> CHALLENGE: All lines featuring the string "olemassa" are to be listed.

> EXERCISE INPUT:
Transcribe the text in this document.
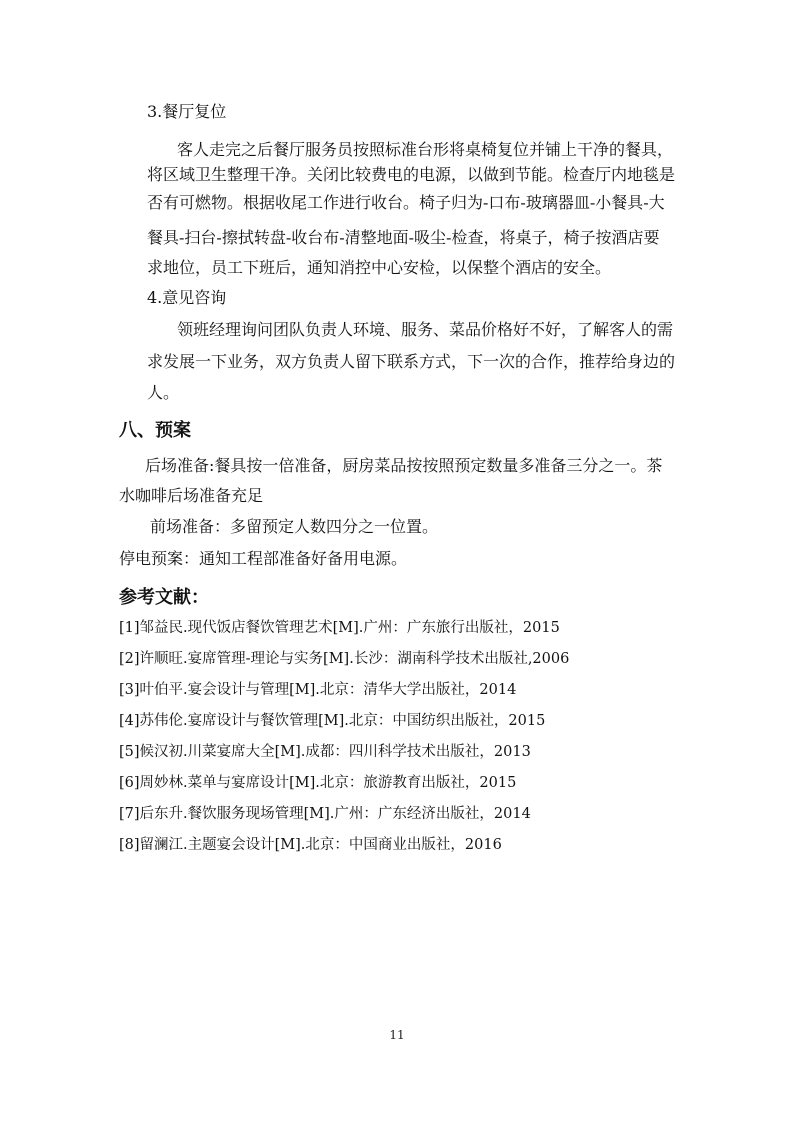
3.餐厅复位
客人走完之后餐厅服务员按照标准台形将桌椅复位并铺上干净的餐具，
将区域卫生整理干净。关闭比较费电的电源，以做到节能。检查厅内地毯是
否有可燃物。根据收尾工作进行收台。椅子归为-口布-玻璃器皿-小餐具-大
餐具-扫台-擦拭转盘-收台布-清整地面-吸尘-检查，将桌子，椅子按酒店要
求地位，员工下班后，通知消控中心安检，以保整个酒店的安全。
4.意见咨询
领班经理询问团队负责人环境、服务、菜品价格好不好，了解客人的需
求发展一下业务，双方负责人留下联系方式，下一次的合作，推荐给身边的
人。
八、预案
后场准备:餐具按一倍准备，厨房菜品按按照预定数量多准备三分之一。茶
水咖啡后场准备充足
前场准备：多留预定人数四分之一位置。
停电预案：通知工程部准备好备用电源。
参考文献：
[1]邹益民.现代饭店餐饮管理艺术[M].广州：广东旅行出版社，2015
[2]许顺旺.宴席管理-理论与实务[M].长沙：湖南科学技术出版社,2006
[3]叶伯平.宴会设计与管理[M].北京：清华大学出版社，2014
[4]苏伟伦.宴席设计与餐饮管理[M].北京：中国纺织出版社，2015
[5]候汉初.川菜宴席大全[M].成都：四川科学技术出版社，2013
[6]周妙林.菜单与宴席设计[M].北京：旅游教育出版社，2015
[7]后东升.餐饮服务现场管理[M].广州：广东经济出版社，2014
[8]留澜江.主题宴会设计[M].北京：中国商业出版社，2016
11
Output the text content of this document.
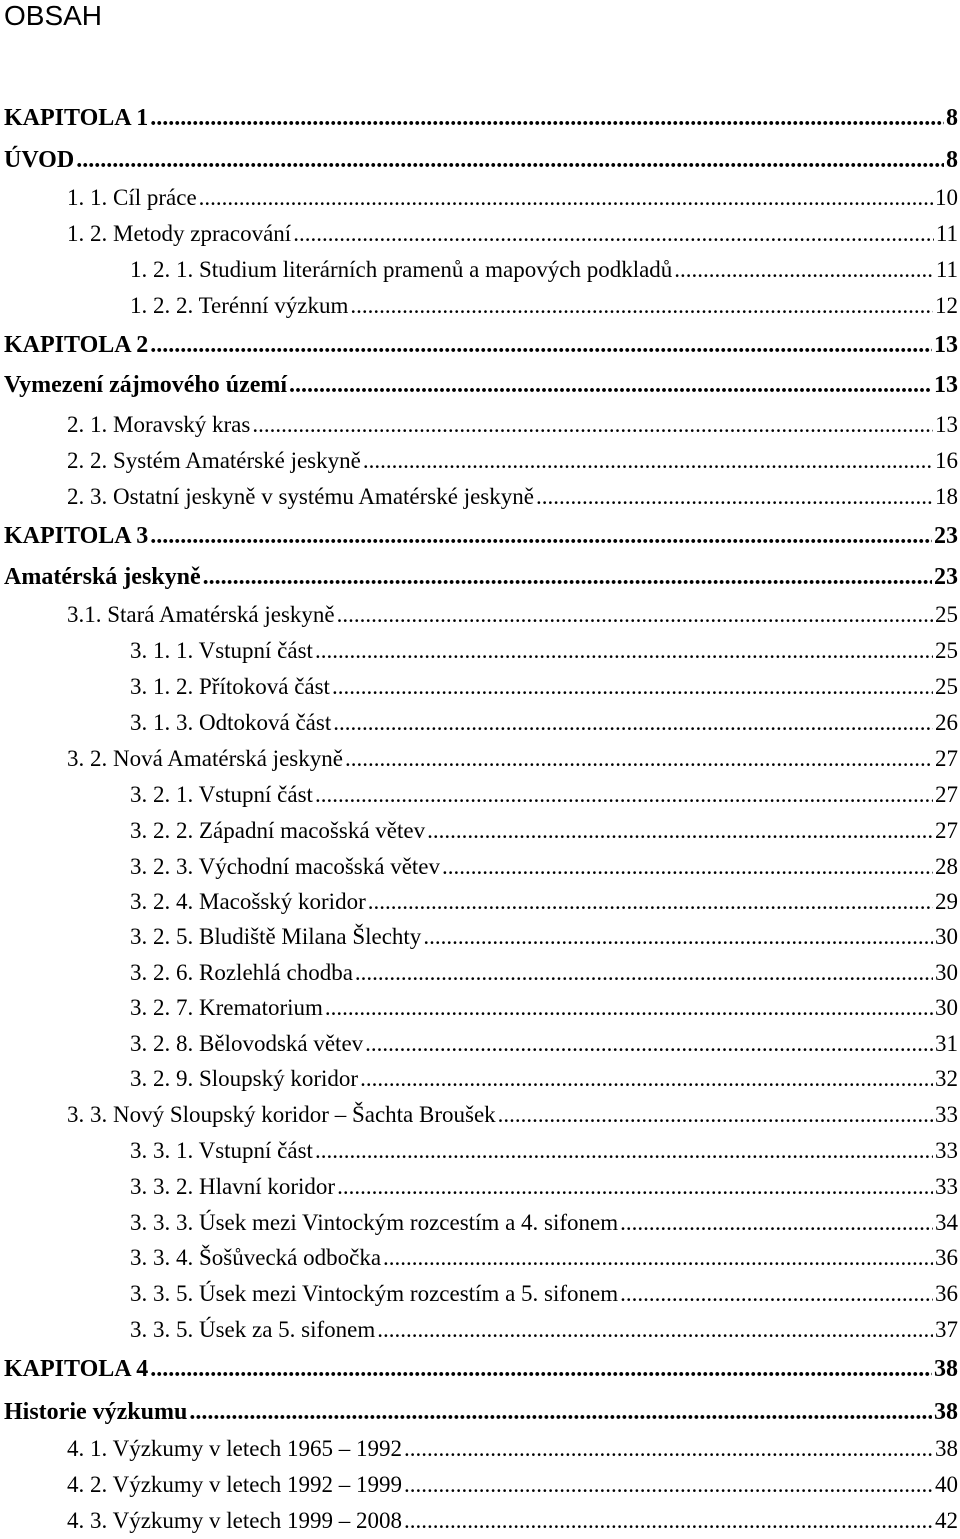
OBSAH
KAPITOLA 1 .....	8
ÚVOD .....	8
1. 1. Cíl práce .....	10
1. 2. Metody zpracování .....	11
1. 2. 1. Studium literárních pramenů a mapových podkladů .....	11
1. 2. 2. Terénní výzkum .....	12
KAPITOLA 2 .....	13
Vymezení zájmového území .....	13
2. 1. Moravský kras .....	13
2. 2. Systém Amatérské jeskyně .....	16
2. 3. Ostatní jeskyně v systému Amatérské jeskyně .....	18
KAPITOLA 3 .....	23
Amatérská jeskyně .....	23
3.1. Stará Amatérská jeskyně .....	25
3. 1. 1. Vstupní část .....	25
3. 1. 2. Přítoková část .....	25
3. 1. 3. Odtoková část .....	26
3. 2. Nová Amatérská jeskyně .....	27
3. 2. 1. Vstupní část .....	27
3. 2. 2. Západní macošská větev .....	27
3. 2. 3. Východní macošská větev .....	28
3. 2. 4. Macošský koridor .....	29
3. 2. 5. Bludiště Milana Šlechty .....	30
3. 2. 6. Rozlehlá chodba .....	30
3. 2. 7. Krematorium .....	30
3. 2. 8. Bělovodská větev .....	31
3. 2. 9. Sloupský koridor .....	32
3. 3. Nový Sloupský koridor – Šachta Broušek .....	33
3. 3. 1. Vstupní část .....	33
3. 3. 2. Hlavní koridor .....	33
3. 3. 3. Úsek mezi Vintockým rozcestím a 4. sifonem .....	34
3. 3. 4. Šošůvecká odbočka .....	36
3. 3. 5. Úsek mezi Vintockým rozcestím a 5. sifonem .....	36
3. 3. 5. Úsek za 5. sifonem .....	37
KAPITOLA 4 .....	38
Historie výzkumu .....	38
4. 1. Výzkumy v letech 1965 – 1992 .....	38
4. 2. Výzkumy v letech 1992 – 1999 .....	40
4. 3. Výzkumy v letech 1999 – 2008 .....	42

---

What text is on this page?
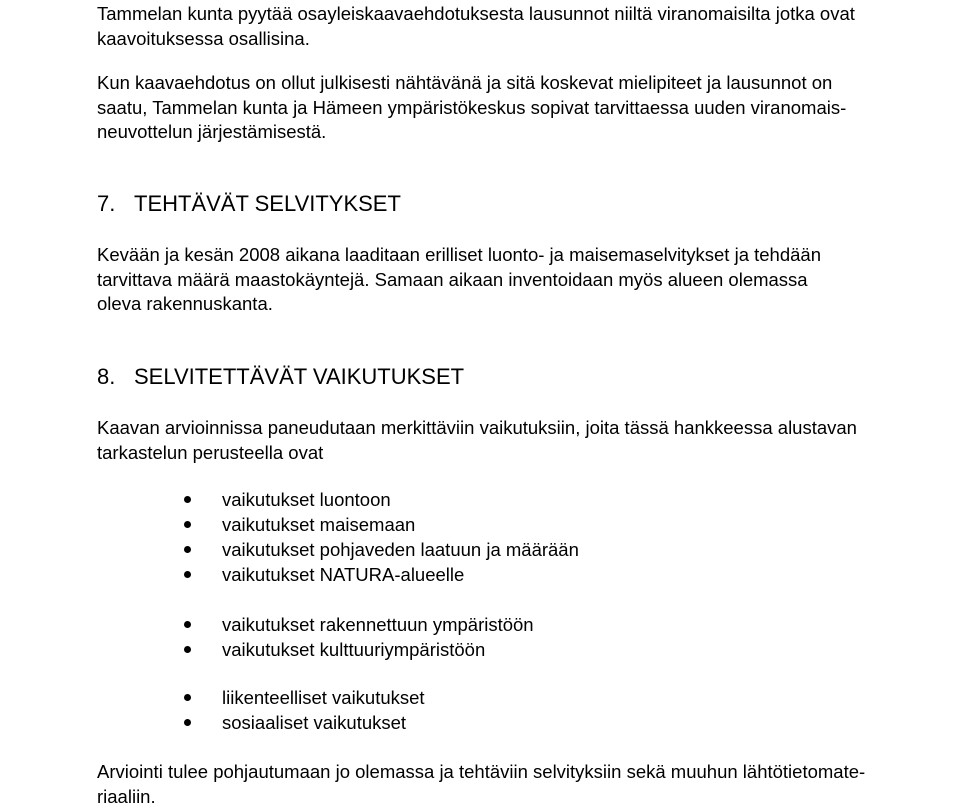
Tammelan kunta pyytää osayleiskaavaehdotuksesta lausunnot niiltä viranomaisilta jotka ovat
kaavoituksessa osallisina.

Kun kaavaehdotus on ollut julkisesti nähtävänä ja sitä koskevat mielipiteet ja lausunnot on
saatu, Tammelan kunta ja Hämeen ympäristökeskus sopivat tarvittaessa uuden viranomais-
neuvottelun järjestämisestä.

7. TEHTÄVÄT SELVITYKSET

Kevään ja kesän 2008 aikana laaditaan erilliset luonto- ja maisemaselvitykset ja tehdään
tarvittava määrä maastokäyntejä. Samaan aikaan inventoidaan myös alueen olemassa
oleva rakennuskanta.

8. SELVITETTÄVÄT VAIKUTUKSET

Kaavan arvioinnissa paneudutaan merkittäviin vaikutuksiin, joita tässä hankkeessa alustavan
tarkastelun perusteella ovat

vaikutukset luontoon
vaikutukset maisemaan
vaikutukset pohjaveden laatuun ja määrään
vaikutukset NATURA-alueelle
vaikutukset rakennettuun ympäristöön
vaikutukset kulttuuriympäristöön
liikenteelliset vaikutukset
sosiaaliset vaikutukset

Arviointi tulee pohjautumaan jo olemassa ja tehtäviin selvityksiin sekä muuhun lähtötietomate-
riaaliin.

> CORRECT OUTPUT:
tarvittava määrä maastokäyntejä. Samaan aikaan inventoidaan myös alueen olemassa
Arviointi tulee pohjautumaan jo olemassa ja tehtäviin selvityksiin sekä muuhun lähtötietomate-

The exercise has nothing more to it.